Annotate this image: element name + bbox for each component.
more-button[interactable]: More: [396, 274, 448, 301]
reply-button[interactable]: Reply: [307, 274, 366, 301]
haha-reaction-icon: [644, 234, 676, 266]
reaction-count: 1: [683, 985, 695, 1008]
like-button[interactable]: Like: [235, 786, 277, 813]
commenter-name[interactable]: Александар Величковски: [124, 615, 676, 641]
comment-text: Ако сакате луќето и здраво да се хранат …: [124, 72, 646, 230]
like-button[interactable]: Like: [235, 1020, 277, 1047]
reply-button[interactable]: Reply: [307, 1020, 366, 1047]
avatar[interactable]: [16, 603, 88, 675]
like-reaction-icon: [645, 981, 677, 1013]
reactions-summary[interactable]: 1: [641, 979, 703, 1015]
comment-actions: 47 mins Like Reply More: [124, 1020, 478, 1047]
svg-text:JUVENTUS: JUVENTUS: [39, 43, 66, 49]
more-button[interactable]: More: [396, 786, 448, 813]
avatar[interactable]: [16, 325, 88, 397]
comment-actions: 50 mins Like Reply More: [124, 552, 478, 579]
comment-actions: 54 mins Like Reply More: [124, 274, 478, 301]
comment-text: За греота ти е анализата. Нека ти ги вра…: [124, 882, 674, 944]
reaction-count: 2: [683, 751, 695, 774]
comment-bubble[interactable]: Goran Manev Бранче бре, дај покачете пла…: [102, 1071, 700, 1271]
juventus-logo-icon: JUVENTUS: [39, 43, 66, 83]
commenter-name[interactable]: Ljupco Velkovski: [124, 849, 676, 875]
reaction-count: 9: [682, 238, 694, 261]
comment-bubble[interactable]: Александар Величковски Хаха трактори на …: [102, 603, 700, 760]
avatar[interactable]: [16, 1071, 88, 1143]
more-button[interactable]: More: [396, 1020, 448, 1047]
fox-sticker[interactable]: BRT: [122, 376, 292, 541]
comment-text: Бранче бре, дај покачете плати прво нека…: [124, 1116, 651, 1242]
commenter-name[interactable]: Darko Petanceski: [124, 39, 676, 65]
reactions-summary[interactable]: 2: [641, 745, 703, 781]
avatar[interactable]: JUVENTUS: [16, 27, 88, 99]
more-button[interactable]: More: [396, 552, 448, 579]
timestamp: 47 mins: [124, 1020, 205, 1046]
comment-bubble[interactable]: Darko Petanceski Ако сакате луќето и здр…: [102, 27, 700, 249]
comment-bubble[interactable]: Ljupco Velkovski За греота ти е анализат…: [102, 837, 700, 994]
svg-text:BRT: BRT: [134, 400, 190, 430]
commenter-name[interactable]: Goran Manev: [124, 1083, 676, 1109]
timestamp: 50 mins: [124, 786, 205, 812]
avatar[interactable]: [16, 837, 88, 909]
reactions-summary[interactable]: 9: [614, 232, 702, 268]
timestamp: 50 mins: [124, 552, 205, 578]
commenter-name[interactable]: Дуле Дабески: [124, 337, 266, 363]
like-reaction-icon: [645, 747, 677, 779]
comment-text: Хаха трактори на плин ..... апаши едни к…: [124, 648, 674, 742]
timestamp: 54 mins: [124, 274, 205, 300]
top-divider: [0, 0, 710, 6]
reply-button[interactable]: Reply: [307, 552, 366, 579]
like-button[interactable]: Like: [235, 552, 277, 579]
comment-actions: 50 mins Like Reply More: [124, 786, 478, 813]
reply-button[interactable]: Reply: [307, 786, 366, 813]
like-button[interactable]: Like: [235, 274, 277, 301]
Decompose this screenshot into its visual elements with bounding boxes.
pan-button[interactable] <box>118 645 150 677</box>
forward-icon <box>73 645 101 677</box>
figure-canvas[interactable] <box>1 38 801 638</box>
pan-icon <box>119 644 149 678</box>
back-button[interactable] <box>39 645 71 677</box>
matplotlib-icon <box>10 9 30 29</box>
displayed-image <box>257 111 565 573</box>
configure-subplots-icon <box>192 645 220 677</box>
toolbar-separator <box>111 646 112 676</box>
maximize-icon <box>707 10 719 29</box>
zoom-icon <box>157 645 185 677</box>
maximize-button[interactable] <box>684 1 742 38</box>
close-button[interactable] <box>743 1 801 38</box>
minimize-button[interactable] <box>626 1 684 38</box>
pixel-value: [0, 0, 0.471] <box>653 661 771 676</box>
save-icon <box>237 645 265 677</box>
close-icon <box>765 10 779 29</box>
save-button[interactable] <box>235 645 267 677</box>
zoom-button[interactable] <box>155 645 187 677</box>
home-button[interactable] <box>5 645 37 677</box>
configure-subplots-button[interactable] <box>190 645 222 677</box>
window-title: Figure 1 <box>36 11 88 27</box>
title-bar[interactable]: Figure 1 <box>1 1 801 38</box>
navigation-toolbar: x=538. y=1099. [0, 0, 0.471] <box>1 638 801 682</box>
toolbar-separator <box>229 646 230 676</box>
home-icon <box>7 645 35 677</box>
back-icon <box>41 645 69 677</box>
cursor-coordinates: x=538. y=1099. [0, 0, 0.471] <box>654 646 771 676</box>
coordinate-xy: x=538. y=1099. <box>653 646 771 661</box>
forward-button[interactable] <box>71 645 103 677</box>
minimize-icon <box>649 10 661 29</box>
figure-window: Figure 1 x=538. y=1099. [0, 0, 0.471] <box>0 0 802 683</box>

Brief: Set down every one of the rows above again, character for character, in the same order.

Written answer:
Annotate this image: element name + bbox for each component.
more-button[interactable]: More: [396, 274, 448, 301]
reply-button[interactable]: Reply: [307, 274, 366, 301]
haha-reaction-icon: [644, 234, 676, 266]
reaction-count: 1: [683, 985, 695, 1008]
like-button[interactable]: Like: [235, 786, 277, 813]
commenter-name[interactable]: Александар Величковски: [124, 615, 676, 641]
comment-text: Ако сакате луќето и здраво да се хранат …: [124, 72, 646, 230]
like-button[interactable]: Like: [235, 1020, 277, 1047]
reply-button[interactable]: Reply: [307, 1020, 366, 1047]
avatar[interactable]: [16, 603, 88, 675]
like-reaction-icon: [645, 981, 677, 1013]
reactions-summary[interactable]: 1: [641, 979, 703, 1015]
comment-actions: 47 mins Like Reply More: [124, 1020, 478, 1047]
svg-text:JUVENTUS: JUVENTUS: [39, 43, 66, 49]
more-button[interactable]: More: [396, 786, 448, 813]
avatar[interactable]: [16, 325, 88, 397]
comment-actions: 50 mins Like Reply More: [124, 552, 478, 579]
comment-actions: 54 mins Like Reply More: [124, 274, 478, 301]
comment-text: За греота ти е анализата. Нека ти ги вра…: [124, 882, 674, 944]
reaction-count: 2: [683, 751, 695, 774]
comment-bubble[interactable]: Goran Manev Бранче бре, дај покачете пла…: [102, 1071, 700, 1271]
juventus-logo-icon: JUVENTUS: [39, 43, 66, 83]
commenter-name[interactable]: Ljupco Velkovski: [124, 849, 676, 875]
reaction-count: 9: [682, 238, 694, 261]
comment-bubble[interactable]: Александар Величковски Хаха трактори на …: [102, 603, 700, 760]
avatar[interactable]: [16, 1071, 88, 1143]
more-button[interactable]: More: [396, 1020, 448, 1047]
fox-sticker[interactable]: BRT: [122, 376, 292, 541]
comment-text: Бранче бре, дај покачете плати прво нека…: [124, 1116, 651, 1242]
commenter-name[interactable]: Darko Petanceski: [124, 39, 676, 65]
reactions-summary[interactable]: 2: [641, 745, 703, 781]
avatar[interactable]: JUVENTUS: [16, 27, 88, 99]
more-button[interactable]: More: [396, 552, 448, 579]
timestamp: 47 mins: [124, 1020, 205, 1046]
comment-bubble[interactable]: Darko Petanceski Ако сакате луќето и здр…: [102, 27, 700, 249]
comment-bubble[interactable]: Ljupco Velkovski За греота ти е анализат…: [102, 837, 700, 994]
svg-text:BRT: BRT: [134, 400, 190, 430]
commenter-name[interactable]: Goran Manev: [124, 1083, 676, 1109]
timestamp: 50 mins: [124, 786, 205, 812]
avatar[interactable]: [16, 837, 88, 909]
reactions-summary[interactable]: 9: [614, 232, 702, 268]
timestamp: 50 mins: [124, 552, 205, 578]
commenter-name[interactable]: Дуле Дабески: [124, 337, 266, 363]
like-reaction-icon: [645, 747, 677, 779]
comment-text: Хаха трактори на плин ..... апаши едни к…: [124, 648, 674, 742]
timestamp: 54 mins: [124, 274, 205, 300]
top-divider: [0, 0, 710, 6]
reply-button[interactable]: Reply: [307, 552, 366, 579]
like-button[interactable]: Like: [235, 552, 277, 579]
comment-actions: 50 mins Like Reply More: [124, 786, 478, 813]
reply-button[interactable]: Reply: [307, 786, 366, 813]
like-button[interactable]: Like: [235, 274, 277, 301]
Decompose this screenshot into its visual elements with bounding boxes.
pan-button[interactable] <box>118 645 150 677</box>
forward-icon <box>73 645 101 677</box>
figure-canvas[interactable] <box>1 38 801 638</box>
pan-icon <box>119 644 149 678</box>
back-button[interactable] <box>39 645 71 677</box>
matplotlib-icon <box>10 9 30 29</box>
displayed-image <box>257 111 565 573</box>
configure-subplots-icon <box>192 645 220 677</box>
toolbar-separator <box>111 646 112 676</box>
maximize-icon <box>707 10 719 29</box>
zoom-icon <box>157 645 185 677</box>
maximize-button[interactable] <box>684 1 742 38</box>
close-button[interactable] <box>743 1 801 38</box>
minimize-button[interactable] <box>626 1 684 38</box>
pixel-value: [0, 0, 0.471] <box>653 661 771 676</box>
save-icon <box>237 645 265 677</box>
close-icon <box>765 10 779 29</box>
save-button[interactable] <box>235 645 267 677</box>
zoom-button[interactable] <box>155 645 187 677</box>
home-button[interactable] <box>5 645 37 677</box>
configure-subplots-button[interactable] <box>190 645 222 677</box>
window-title: Figure 1 <box>36 11 88 27</box>
title-bar[interactable]: Figure 1 <box>1 1 801 38</box>
navigation-toolbar: x=538. y=1099. [0, 0, 0.471] <box>1 638 801 682</box>
toolbar-separator <box>229 646 230 676</box>
home-icon <box>7 645 35 677</box>
back-icon <box>41 645 69 677</box>
cursor-coordinates: x=538. y=1099. [0, 0, 0.471] <box>654 646 771 676</box>
coordinate-xy: x=538. y=1099. <box>653 646 771 661</box>
forward-button[interactable] <box>71 645 103 677</box>
minimize-icon <box>649 10 661 29</box>
figure-window: Figure 1 x=538. y=1099. [0, 0, 0.471] <box>0 0 802 683</box>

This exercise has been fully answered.